═════ Task data ═════

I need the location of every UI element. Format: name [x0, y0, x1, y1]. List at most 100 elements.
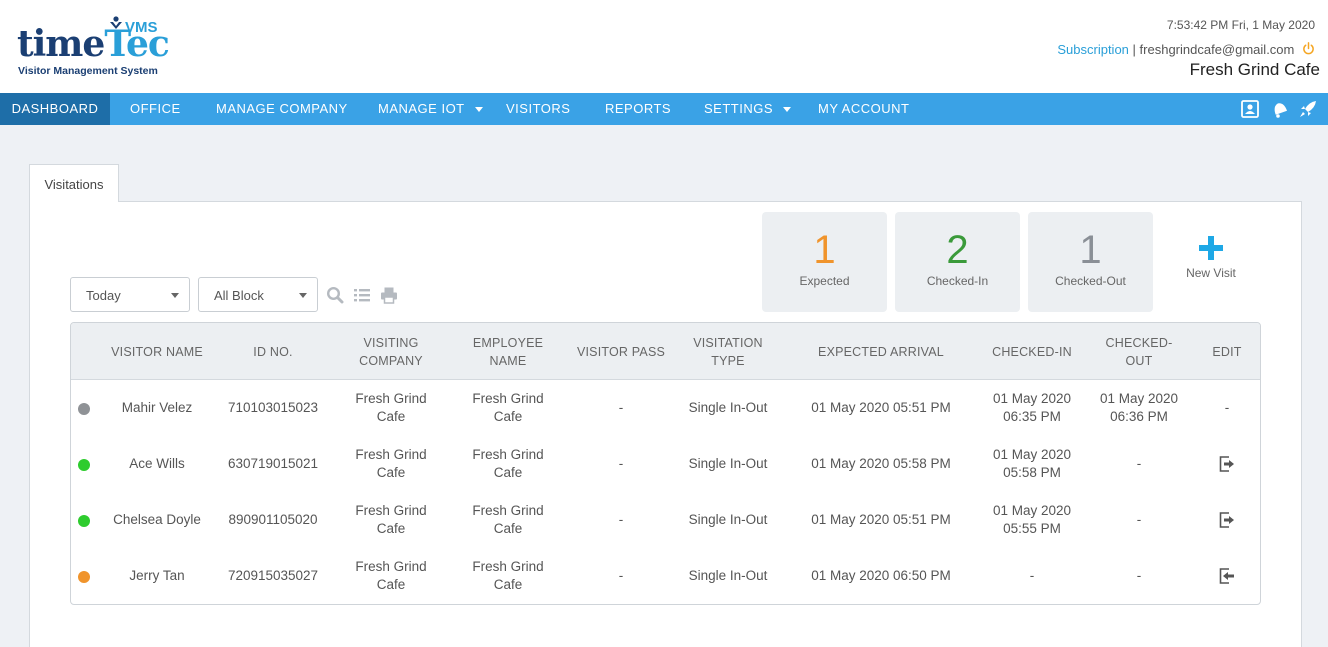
bell-icon[interactable] — [1270, 99, 1290, 119]
cell-visiting-company: Fresh Grind Cafe — [355, 503, 427, 536]
nav-visitors[interactable]: VISITORS — [506, 93, 570, 125]
col-visitor-name[interactable]: VISITOR NAME — [101, 323, 213, 380]
cell-id-no: 720915035027 — [227, 568, 319, 583]
block-filter-select[interactable]: All Block — [198, 277, 318, 312]
cell-visitation-type: Single In-Out — [688, 400, 768, 415]
nav-my-account[interactable]: MY ACCOUNT — [818, 93, 909, 125]
status-dot — [78, 459, 90, 471]
search-icon[interactable] — [326, 286, 344, 304]
cell-expected-arrival: 01 May 2020 05:51 PM — [811, 400, 951, 415]
rocket-icon[interactable] — [1298, 99, 1318, 119]
cell-visitor-name: Jerry Tan — [129, 568, 185, 583]
company-name: Fresh Grind Cafe — [1189, 60, 1320, 79]
cell-checked-out: - — [1136, 568, 1142, 583]
nav-reports[interactable]: REPORTS — [605, 93, 671, 125]
logo-subtitle: Visitor Management System — [18, 65, 158, 77]
block-filter-value: All Block — [214, 288, 264, 303]
chevron-down-icon — [783, 107, 792, 113]
cell-visiting-company: Fresh Grind Cafe — [355, 559, 427, 592]
timetec-vms-logo[interactable]: VMS timeTec Visitor Management System — [17, 16, 170, 80]
cell-visitor-name: Chelsea Doyle — [113, 512, 201, 527]
col-checked-in[interactable]: CHECKED-IN — [982, 323, 1082, 380]
date-filter-value: Today — [86, 288, 121, 303]
cell-expected-arrival: 01 May 2020 05:58 PM — [811, 456, 951, 471]
account-email: freshgrindcafe@gmail.com — [1139, 42, 1295, 57]
cell-checked-in: 01 May 2020 05:55 PM — [992, 503, 1072, 536]
cell-visiting-company: Fresh Grind Cafe — [355, 447, 427, 480]
cell-id-no: 710103015023 — [227, 400, 319, 415]
cell-checked-out: - — [1136, 512, 1142, 527]
cell-visitor-pass: - — [618, 568, 624, 583]
list-icon[interactable] — [353, 286, 371, 304]
app-header: VMS timeTec Visitor Management System 7:… — [0, 0, 1328, 93]
chevron-down-icon — [474, 107, 483, 113]
new-visit-button[interactable]: New Visit — [1178, 236, 1244, 280]
stat-checked-in[interactable]: 2 Checked-In — [895, 212, 1020, 312]
col-visitor-pass[interactable]: VISITOR PASS — [571, 323, 671, 380]
stat-checked-out-label: Checked-Out — [1055, 274, 1126, 288]
cell-checked-in: - — [1029, 568, 1035, 583]
cell-employee-name: Fresh Grind Cafe — [472, 559, 544, 592]
stat-expected[interactable]: 1 Expected — [762, 212, 887, 312]
nav-manage-iot[interactable]: MANAGE IOT — [378, 93, 483, 125]
cell-edit: - — [1224, 400, 1230, 415]
col-visiting-company[interactable]: VISITING COMPANY — [349, 323, 433, 380]
cell-edit[interactable] — [1197, 436, 1257, 492]
nav-icon-group — [1240, 99, 1320, 119]
nav-settings[interactable]: SETTINGS — [704, 93, 792, 125]
power-icon[interactable] — [1302, 41, 1315, 57]
table-row[interactable]: Ace Wills 630719015021 Fresh Grind Cafe Fre… — [71, 436, 1260, 492]
cell-visitation-type: Single In-Out — [688, 512, 768, 527]
status-dot — [78, 403, 90, 415]
stat-expected-label: Expected — [799, 274, 850, 288]
caret-down-icon — [171, 293, 179, 298]
cell-visiting-company: Fresh Grind Cafe — [355, 391, 427, 424]
cell-visitor-name: Mahir Velez — [121, 400, 193, 415]
cell-id-no: 630719015021 — [227, 456, 319, 471]
cell-visitation-type: Single In-Out — [688, 456, 768, 471]
new-visit-label: New Visit — [1186, 266, 1236, 280]
subscription-link[interactable]: Subscription — [1057, 42, 1129, 57]
cell-visitor-name: Ace Wills — [129, 456, 185, 471]
logo-tec: Tec — [104, 23, 169, 65]
tab-visitations[interactable]: Visitations — [29, 164, 119, 202]
cell-visitor-pass: - — [618, 400, 624, 415]
main-nav: DASHBOARD OFFICE MANAGE COMPANY MANAGE I… — [0, 93, 1328, 125]
table-row[interactable]: Jerry Tan 720915035027 Fresh Grind Cafe Fre… — [71, 548, 1260, 604]
stat-checked-out[interactable]: 1 Checked-Out — [1028, 212, 1153, 312]
stat-expected-value: 1 — [813, 228, 836, 272]
cell-edit[interactable] — [1197, 492, 1257, 548]
cell-edit[interactable] — [1197, 548, 1257, 604]
stat-checked-in-label: Checked-In — [926, 274, 989, 288]
logo-wordmark: timeTec — [17, 23, 170, 65]
table-header: VISITOR NAME ID NO. VISITING COMPANY EMP… — [71, 323, 1260, 380]
cell-checked-in: 01 May 2020 05:58 PM — [992, 447, 1072, 480]
caret-down-icon — [299, 293, 307, 298]
cell-checked-out: - — [1136, 456, 1142, 471]
cell-expected-arrival: 01 May 2020 06:50 PM — [811, 568, 951, 583]
table-row[interactable]: Mahir Velez 710103015023 Fresh Grind Cafe F… — [71, 380, 1260, 436]
nav-office[interactable]: OFFICE — [130, 93, 181, 125]
col-visitation-type[interactable]: VISITATION TYPE — [681, 323, 775, 380]
col-checked-out[interactable]: CHECKED-OUT — [1097, 323, 1181, 380]
check-out-icon[interactable] — [1218, 455, 1236, 473]
cell-id-no: 890901105020 — [228, 512, 318, 527]
print-icon[interactable] — [380, 286, 398, 304]
nav-manage-company[interactable]: MANAGE COMPANY — [216, 93, 348, 125]
col-employee-name[interactable]: EMPLOYEE NAME — [466, 323, 550, 380]
col-id-no[interactable]: ID NO. — [223, 323, 323, 380]
col-expected-arrival[interactable]: EXPECTED ARRIVAL — [801, 323, 961, 380]
status-dot — [78, 571, 90, 583]
table-row[interactable]: Chelsea Doyle 890901105020 Fresh Grind Caf… — [71, 492, 1260, 548]
cell-expected-arrival: 01 May 2020 05:51 PM — [811, 512, 951, 527]
check-out-icon[interactable] — [1218, 511, 1236, 529]
nav-dashboard[interactable]: DASHBOARD — [0, 93, 110, 125]
account-line: Subscription | freshgrindcafe@gmail.com — [1057, 41, 1315, 58]
stat-checked-out-value: 1 — [1079, 228, 1102, 272]
nav-manage-iot-label: MANAGE IOT — [378, 101, 465, 116]
current-datetime: 7:53:42 PM Fri, 1 May 2020 — [1166, 18, 1315, 32]
date-filter-select[interactable]: Today — [70, 277, 190, 312]
contact-card-icon[interactable] — [1240, 99, 1260, 119]
check-in-icon[interactable] — [1218, 567, 1236, 585]
cell-employee-name: Fresh Grind Cafe — [472, 391, 544, 424]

═════

### What needs to be done
Turn the lines of the records above, starting at the line containing "bell-icon[interactable] — [1270, 99, 1290, 119]" and ending at the line containing "company-name: Fresh Grind", into a Markdown table with the columns Row and Line, numbering each line and skipping any blank ones.

### Answer for this exercise
| Row | Line |
|---|---|
| 1 | bell-icon[interactable] — [1270, 99, 1290, 119] |
| 2 | cell-visiting-company: Fresh Grind Cafe — [355, 503, 427, 536] |
| 3 | nav-visitors[interactable]: VISITORS — [506, 93, 570, 125] |
| 4 | col-visitor-name[interactable]: VISITOR NAME — [101, 323, 213, 380] |
| 5 | cell-id-no: 720915035027 — [227, 568, 319, 583] |
| 6 | block-filter-select[interactable]: All Block — [198, 277, 318, 312] |
| 7 | cell-visitation-type: Single In-Out — [688, 400, 768, 415] |
| 8 | nav-my-account[interactable]: MY ACCOUNT — [818, 93, 909, 125] |
| 9 | status-dot — [78, 459, 90, 471] |
| 10 | search-icon[interactable] — [326, 286, 344, 304] |
| 11 | cell-expected-arrival: 01 May 2020 05:51 PM — [811, 400, 951, 415] |
| 12 | rocket-icon[interactable] — [1298, 99, 1318, 119] |
| 13 | cell-visitor-name: Jerry Tan — [129, 568, 185, 583] |
| 14 | company-name: Fresh Grind Cafe — [1189, 60, 1320, 79] |